INSTRUCTION:
Take the entries below and print all of them exactly, please.

[START OF EXTRACTED DATA]

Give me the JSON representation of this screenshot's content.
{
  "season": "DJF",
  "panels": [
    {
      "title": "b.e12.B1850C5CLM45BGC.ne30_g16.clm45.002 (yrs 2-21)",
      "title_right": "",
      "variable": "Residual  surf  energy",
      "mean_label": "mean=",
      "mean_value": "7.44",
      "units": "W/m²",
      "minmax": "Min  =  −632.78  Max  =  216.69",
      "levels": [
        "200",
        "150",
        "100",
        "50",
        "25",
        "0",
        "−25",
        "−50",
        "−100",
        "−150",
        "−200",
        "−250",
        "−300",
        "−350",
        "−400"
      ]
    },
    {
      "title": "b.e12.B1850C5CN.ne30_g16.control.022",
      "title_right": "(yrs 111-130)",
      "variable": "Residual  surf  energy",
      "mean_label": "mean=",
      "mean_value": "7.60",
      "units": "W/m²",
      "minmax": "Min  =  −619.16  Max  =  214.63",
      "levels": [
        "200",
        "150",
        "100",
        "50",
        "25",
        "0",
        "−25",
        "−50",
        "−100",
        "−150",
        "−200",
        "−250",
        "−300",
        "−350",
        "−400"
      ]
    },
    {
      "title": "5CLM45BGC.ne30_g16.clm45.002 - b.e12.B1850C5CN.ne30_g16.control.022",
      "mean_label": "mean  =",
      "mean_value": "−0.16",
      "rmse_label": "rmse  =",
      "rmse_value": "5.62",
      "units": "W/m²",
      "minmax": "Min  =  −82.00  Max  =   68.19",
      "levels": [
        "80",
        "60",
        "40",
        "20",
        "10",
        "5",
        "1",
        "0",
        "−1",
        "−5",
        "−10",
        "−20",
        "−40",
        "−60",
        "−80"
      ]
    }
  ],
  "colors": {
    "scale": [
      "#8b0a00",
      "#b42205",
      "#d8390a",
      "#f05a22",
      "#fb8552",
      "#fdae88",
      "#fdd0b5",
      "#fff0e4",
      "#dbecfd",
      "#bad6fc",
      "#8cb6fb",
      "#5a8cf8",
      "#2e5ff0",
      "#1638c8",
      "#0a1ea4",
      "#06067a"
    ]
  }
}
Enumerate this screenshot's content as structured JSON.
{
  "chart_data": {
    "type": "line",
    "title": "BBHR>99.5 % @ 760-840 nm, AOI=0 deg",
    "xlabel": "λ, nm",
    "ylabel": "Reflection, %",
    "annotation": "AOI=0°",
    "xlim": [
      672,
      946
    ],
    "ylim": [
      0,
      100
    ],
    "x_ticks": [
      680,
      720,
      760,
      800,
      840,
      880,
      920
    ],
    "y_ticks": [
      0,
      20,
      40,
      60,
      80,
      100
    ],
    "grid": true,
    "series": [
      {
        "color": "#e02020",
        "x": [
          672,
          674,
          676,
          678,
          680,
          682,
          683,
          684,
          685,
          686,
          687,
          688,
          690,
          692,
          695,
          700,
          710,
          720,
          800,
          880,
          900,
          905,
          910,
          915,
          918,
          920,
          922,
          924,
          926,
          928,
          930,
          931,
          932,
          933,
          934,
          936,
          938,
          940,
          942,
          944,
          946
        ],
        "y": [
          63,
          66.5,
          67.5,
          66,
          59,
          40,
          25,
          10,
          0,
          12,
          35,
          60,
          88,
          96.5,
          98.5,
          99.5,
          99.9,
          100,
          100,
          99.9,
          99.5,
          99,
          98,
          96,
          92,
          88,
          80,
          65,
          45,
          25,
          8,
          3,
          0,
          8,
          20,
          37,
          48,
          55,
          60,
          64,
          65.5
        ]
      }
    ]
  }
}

[END OF EXTRACTED DATA]

RESULT OF THE TASK:
Give me the JSON representation of this screenshot's content.
{
  "season": "DJF",
  "panels": [
    {
      "title": "b.e12.B1850C5CLM45BGC.ne30_g16.clm45.002 (yrs 2-21)",
      "title_right": "",
      "variable": "Residual  surf  energy",
      "mean_label": "mean=",
      "mean_value": "7.44",
      "units": "W/m²",
      "minmax": "Min  =  −632.78  Max  =  216.69",
      "levels": [
        "200",
        "150",
        "100",
        "50",
        "25",
        "0",
        "−25",
        "−50",
        "−100",
        "−150",
        "−200",
        "−250",
        "−300",
        "−350",
        "−400"
      ]
    },
    {
      "title": "b.e12.B1850C5CN.ne30_g16.control.022",
      "title_right": "(yrs 111-130)",
      "variable": "Residual  surf  energy",
      "mean_label": "mean=",
      "mean_value": "7.60",
      "units": "W/m²",
      "minmax": "Min  =  −619.16  Max  =  214.63",
      "levels": [
        "200",
        "150",
        "100",
        "50",
        "25",
        "0",
        "−25",
        "−50",
        "−100",
        "−150",
        "−200",
        "−250",
        "−300",
        "−350",
        "−400"
      ]
    },
    {
      "title": "5CLM45BGC.ne30_g16.clm45.002 - b.e12.B1850C5CN.ne30_g16.control.022",
      "mean_label": "mean  =",
      "mean_value": "−0.16",
      "rmse_label": "rmse  =",
      "rmse_value": "5.62",
      "units": "W/m²",
      "minmax": "Min  =  −82.00  Max  =   68.19",
      "levels": [
        "80",
        "60",
        "40",
        "20",
        "10",
        "5",
        "1",
        "0",
        "−1",
        "−5",
        "−10",
        "−20",
        "−40",
        "−60",
        "−80"
      ]
    }
  ],
  "colors": {
    "scale": [
      "#8b0a00",
      "#b42205",
      "#d8390a",
      "#f05a22",
      "#fb8552",
      "#fdae88",
      "#fdd0b5",
      "#fff0e4",
      "#dbecfd",
      "#bad6fc",
      "#8cb6fb",
      "#5a8cf8",
      "#2e5ff0",
      "#1638c8",
      "#0a1ea4",
      "#06067a"
    ]
  }
}
Enumerate this screenshot's content as structured JSON.
{
  "chart_data": {
    "type": "line",
    "title": "BBHR>99.5 % @ 760-840 nm, AOI=0 deg",
    "xlabel": "λ, nm",
    "ylabel": "Reflection, %",
    "annotation": "AOI=0°",
    "xlim": [
      672,
      946
    ],
    "ylim": [
      0,
      100
    ],
    "x_ticks": [
      680,
      720,
      760,
      800,
      840,
      880,
      920
    ],
    "y_ticks": [
      0,
      20,
      40,
      60,
      80,
      100
    ],
    "grid": true,
    "series": [
      {
        "color": "#e02020",
        "x": [
          672,
          674,
          676,
          678,
          680,
          682,
          683,
          684,
          685,
          686,
          687,
          688,
          690,
          692,
          695,
          700,
          710,
          720,
          800,
          880,
          900,
          905,
          910,
          915,
          918,
          920,
          922,
          924,
          926,
          928,
          930,
          931,
          932,
          933,
          934,
          936,
          938,
          940,
          942,
          944,
          946
        ],
        "y": [
          63,
          66.5,
          67.5,
          66,
          59,
          40,
          25,
          10,
          0,
          12,
          35,
          60,
          88,
          96.5,
          98.5,
          99.5,
          99.9,
          100,
          100,
          99.9,
          99.5,
          99,
          98,
          96,
          92,
          88,
          80,
          65,
          45,
          25,
          8,
          3,
          0,
          8,
          20,
          37,
          48,
          55,
          60,
          64,
          65.5
        ]
      }
    ]
  }
}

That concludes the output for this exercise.